** START OF PROVIDED ENTRIES **

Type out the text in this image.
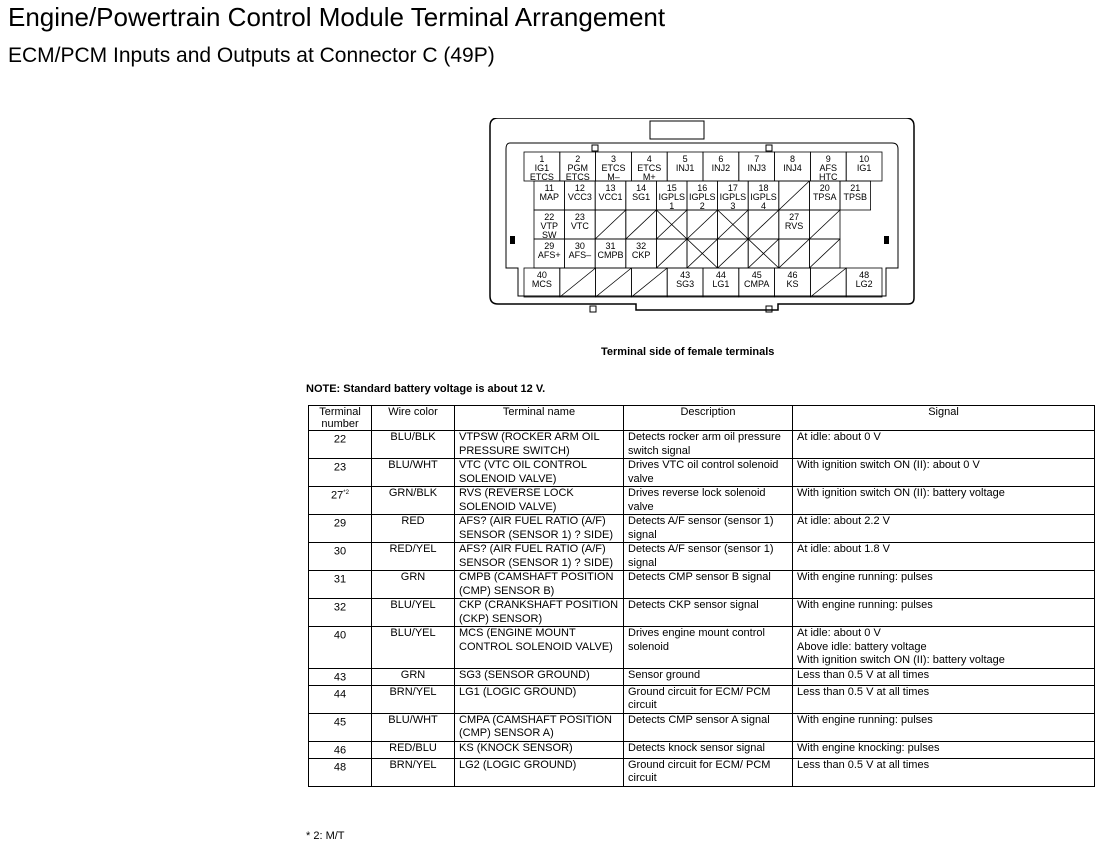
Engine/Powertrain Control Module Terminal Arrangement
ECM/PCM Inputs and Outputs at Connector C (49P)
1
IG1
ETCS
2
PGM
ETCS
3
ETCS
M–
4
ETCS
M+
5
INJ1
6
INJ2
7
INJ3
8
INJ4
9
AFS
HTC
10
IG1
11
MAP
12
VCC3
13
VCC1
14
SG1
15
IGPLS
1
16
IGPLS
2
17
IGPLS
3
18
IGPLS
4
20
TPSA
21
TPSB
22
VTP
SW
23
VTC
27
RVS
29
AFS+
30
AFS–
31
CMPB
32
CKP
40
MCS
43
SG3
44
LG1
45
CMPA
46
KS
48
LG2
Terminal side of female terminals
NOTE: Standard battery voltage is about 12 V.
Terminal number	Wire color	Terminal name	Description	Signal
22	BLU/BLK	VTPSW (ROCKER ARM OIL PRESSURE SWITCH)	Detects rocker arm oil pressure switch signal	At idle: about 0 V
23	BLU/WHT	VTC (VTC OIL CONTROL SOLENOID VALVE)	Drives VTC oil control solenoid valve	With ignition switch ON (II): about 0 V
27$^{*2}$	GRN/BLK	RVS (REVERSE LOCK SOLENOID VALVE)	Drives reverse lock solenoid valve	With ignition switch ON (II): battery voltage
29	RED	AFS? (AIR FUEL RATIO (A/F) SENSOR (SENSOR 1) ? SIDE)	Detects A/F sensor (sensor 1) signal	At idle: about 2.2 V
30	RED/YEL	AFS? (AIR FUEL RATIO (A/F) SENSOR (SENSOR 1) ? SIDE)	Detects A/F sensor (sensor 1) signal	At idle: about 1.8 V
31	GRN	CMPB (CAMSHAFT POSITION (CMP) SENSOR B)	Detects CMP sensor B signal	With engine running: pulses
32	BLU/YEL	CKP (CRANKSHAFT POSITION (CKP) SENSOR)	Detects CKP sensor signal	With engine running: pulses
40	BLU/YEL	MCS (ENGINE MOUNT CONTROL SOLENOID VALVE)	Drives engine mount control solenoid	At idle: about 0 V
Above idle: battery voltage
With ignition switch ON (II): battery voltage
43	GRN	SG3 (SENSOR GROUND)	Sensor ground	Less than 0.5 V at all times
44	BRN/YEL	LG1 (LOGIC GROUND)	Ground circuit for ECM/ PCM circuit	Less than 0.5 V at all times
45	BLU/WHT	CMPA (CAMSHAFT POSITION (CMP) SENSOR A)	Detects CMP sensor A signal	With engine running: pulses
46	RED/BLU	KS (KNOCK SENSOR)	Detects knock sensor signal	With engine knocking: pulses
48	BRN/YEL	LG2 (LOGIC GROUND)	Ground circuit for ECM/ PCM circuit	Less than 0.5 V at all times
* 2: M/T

** END OF PROVIDED ENTRIES **

▶ _AIM OF THE TASK_: Transcribe the material exactly, leaving every picture out.

▶ _THE RESULT_:
Type out the text in this image.
Engine/Powertrain Control Module Terminal Arrangement
ECM/PCM Inputs and Outputs at Connector C (49P)
1
IG1
ETCS
2
PGM
ETCS
3
ETCS
M–
4
ETCS
M+
5
INJ1
6
INJ2
7
INJ3
8
INJ4
9
AFS
HTC
10
IG1
11
MAP
12
VCC3
13
VCC1
14
SG1
15
IGPLS
1
16
IGPLS
2
17
IGPLS
3
18
IGPLS
4
20
TPSA
21
TPSB
22
VTP
SW
23
VTC
27
RVS
29
AFS+
30
AFS–
31
CMPB
32
CKP
40
MCS
43
SG3
44
LG1
45
CMPA
46
KS
48
LG2
Terminal side of female terminals
NOTE: Standard battery voltage is about 12 V.
Terminal number	Wire color	Terminal name	Description	Signal
22	BLU/BLK	VTPSW (ROCKER ARM OIL PRESSURE SWITCH)	Detects rocker arm oil pressure switch signal	At idle: about 0 V
23	BLU/WHT	VTC (VTC OIL CONTROL SOLENOID VALVE)	Drives VTC oil control solenoid valve	With ignition switch ON (II): about 0 V
27$^{*2}$	GRN/BLK	RVS (REVERSE LOCK SOLENOID VALVE)	Drives reverse lock solenoid valve	With ignition switch ON (II): battery voltage
29	RED	AFS? (AIR FUEL RATIO (A/F) SENSOR (SENSOR 1) ? SIDE)	Detects A/F sensor (sensor 1) signal	At idle: about 2.2 V
30	RED/YEL	AFS? (AIR FUEL RATIO (A/F) SENSOR (SENSOR 1) ? SIDE)	Detects A/F sensor (sensor 1) signal	At idle: about 1.8 V
31	GRN	CMPB (CAMSHAFT POSITION (CMP) SENSOR B)	Detects CMP sensor B signal	With engine running: pulses
32	BLU/YEL	CKP (CRANKSHAFT POSITION (CKP) SENSOR)	Detects CKP sensor signal	With engine running: pulses
40	BLU/YEL	MCS (ENGINE MOUNT CONTROL SOLENOID VALVE)	Drives engine mount control solenoid	At idle: about 0 V
Above idle: battery voltage
With ignition switch ON (II): battery voltage
43	GRN	SG3 (SENSOR GROUND)	Sensor ground	Less than 0.5 V at all times
44	BRN/YEL	LG1 (LOGIC GROUND)	Ground circuit for ECM/ PCM circuit	Less than 0.5 V at all times
45	BLU/WHT	CMPA (CAMSHAFT POSITION (CMP) SENSOR A)	Detects CMP sensor A signal	With engine running: pulses
46	RED/BLU	KS (KNOCK SENSOR)	Detects knock sensor signal	With engine knocking: pulses
48	BRN/YEL	LG2 (LOGIC GROUND)	Ground circuit for ECM/ PCM circuit	Less than 0.5 V at all times
* 2: M/T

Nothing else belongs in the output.